*What is expected*. Drop every picture and give the entries back exactly.

----------

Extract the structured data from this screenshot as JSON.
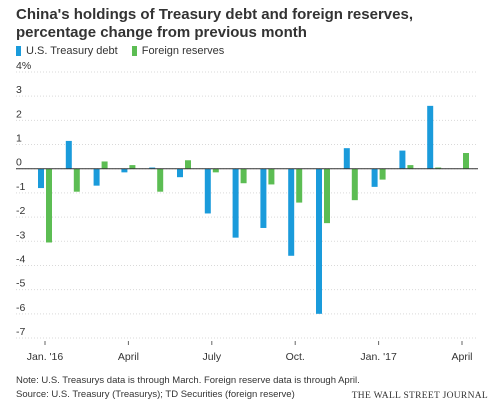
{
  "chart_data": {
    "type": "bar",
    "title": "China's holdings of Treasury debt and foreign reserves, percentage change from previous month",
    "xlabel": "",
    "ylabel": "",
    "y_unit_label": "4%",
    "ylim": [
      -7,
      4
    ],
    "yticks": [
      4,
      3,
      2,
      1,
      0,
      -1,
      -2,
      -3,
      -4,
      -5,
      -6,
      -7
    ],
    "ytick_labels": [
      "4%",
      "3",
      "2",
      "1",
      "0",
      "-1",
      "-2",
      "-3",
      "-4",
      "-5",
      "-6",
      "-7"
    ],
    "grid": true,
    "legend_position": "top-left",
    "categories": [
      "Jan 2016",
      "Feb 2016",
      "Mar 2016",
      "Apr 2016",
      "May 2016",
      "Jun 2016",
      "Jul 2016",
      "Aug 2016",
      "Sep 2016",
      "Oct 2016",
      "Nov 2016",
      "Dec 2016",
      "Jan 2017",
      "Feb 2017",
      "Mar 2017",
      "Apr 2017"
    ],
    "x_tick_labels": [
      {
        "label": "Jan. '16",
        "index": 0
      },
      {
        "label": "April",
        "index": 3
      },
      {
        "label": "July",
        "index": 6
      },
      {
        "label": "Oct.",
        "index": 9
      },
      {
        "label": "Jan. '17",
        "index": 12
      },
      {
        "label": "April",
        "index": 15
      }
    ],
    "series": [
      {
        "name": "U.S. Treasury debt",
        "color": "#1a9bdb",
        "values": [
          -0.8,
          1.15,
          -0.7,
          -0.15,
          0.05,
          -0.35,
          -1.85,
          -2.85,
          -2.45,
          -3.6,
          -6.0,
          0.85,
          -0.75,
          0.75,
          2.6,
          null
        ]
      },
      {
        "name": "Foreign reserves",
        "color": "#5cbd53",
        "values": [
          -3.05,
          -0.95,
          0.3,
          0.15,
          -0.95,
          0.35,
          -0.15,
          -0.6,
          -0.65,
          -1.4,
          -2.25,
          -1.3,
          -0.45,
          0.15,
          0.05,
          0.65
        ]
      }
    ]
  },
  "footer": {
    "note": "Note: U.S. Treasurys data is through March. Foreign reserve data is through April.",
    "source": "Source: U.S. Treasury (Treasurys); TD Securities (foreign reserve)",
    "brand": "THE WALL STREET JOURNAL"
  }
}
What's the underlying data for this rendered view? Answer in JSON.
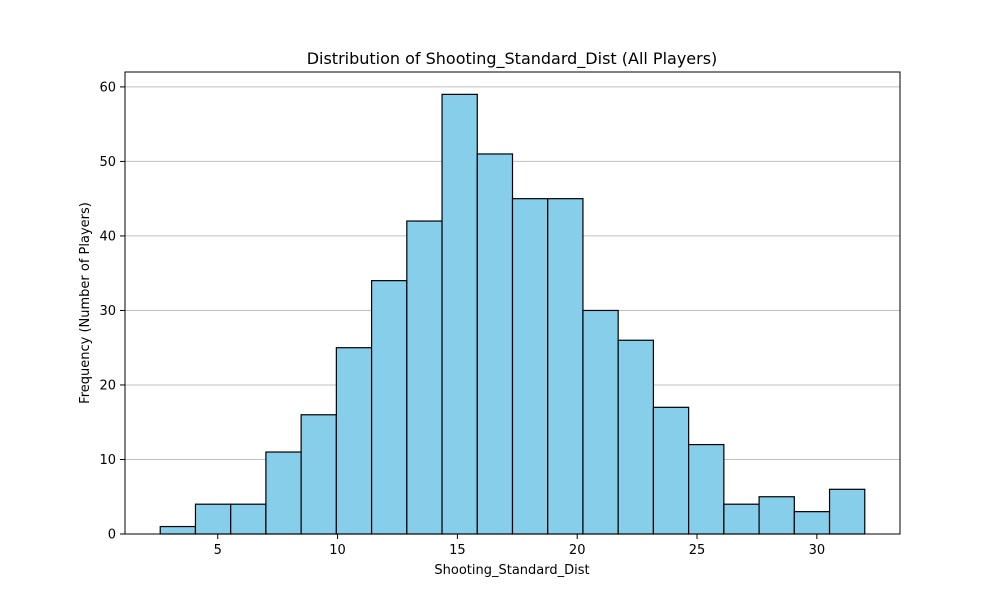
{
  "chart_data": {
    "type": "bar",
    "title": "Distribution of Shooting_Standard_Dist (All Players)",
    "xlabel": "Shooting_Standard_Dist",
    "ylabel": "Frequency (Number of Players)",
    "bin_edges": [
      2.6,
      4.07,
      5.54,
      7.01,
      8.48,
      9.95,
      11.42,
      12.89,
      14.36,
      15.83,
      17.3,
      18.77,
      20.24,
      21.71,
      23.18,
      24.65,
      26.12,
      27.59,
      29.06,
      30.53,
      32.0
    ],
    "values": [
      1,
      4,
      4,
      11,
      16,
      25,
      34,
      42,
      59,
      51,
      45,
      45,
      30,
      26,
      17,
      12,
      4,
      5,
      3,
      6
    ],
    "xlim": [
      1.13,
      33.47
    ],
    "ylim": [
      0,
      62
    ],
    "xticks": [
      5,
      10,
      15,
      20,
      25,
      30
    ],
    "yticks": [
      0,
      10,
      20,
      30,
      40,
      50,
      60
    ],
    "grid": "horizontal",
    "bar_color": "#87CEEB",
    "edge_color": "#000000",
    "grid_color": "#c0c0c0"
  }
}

----------

*Output of the exercise*.
Extract the structured data from this screenshot as JSON.
{
  "chart_data": {
    "type": "bar",
    "title": "China's holdings of Treasury debt and foreign reserves, percentage change from previous month",
    "xlabel": "",
    "ylabel": "",
    "y_unit_label": "4%",
    "ylim": [
      -7,
      4
    ],
    "yticks": [
      4,
      3,
      2,
      1,
      0,
      -1,
      -2,
      -3,
      -4,
      -5,
      -6,
      -7
    ],
    "ytick_labels": [
      "4%",
      "3",
      "2",
      "1",
      "0",
      "-1",
      "-2",
      "-3",
      "-4",
      "-5",
      "-6",
      "-7"
    ],
    "grid": true,
    "legend_position": "top-left",
    "categories": [
      "Jan 2016",
      "Feb 2016",
      "Mar 2016",
      "Apr 2016",
      "May 2016",
      "Jun 2016",
      "Jul 2016",
      "Aug 2016",
      "Sep 2016",
      "Oct 2016",
      "Nov 2016",
      "Dec 2016",
      "Jan 2017",
      "Feb 2017",
      "Mar 2017",
      "Apr 2017"
    ],
    "x_tick_labels": [
      {
        "label": "Jan. '16",
        "index": 0
      },
      {
        "label": "April",
        "index": 3
      },
      {
        "label": "July",
        "index": 6
      },
      {
        "label": "Oct.",
        "index": 9
      },
      {
        "label": "Jan. '17",
        "index": 12
      },
      {
        "label": "April",
        "index": 15
      }
    ],
    "series": [
      {
        "name": "U.S. Treasury debt",
        "color": "#1a9bdb",
        "values": [
          -0.8,
          1.15,
          -0.7,
          -0.15,
          0.05,
          -0.35,
          -1.85,
          -2.85,
          -2.45,
          -3.6,
          -6.0,
          0.85,
          -0.75,
          0.75,
          2.6,
          null
        ]
      },
      {
        "name": "Foreign reserves",
        "color": "#5cbd53",
        "values": [
          -3.05,
          -0.95,
          0.3,
          0.15,
          -0.95,
          0.35,
          -0.15,
          -0.6,
          -0.65,
          -1.4,
          -2.25,
          -1.3,
          -0.45,
          0.15,
          0.05,
          0.65
        ]
      }
    ]
  },
  "footer": {
    "note": "Note: U.S. Treasurys data is through March. Foreign reserve data is through April.",
    "source": "Source: U.S. Treasury (Treasurys); TD Securities (foreign reserve)",
    "brand": "THE WALL STREET JOURNAL"
  }
}
What's the underlying data for this rendered view? Answer in JSON.
{
  "chart_data": {
    "type": "bar",
    "title": "Distribution of Shooting_Standard_Dist (All Players)",
    "xlabel": "Shooting_Standard_Dist",
    "ylabel": "Frequency (Number of Players)",
    "bin_edges": [
      2.6,
      4.07,
      5.54,
      7.01,
      8.48,
      9.95,
      11.42,
      12.89,
      14.36,
      15.83,
      17.3,
      18.77,
      20.24,
      21.71,
      23.18,
      24.65,
      26.12,
      27.59,
      29.06,
      30.53,
      32.0
    ],
    "values": [
      1,
      4,
      4,
      11,
      16,
      25,
      34,
      42,
      59,
      51,
      45,
      45,
      30,
      26,
      17,
      12,
      4,
      5,
      3,
      6
    ],
    "xlim": [
      1.13,
      33.47
    ],
    "ylim": [
      0,
      62
    ],
    "xticks": [
      5,
      10,
      15,
      20,
      25,
      30
    ],
    "yticks": [
      0,
      10,
      20,
      30,
      40,
      50,
      60
    ],
    "grid": "horizontal",
    "bar_color": "#87CEEB",
    "edge_color": "#000000",
    "grid_color": "#c0c0c0"
  }
}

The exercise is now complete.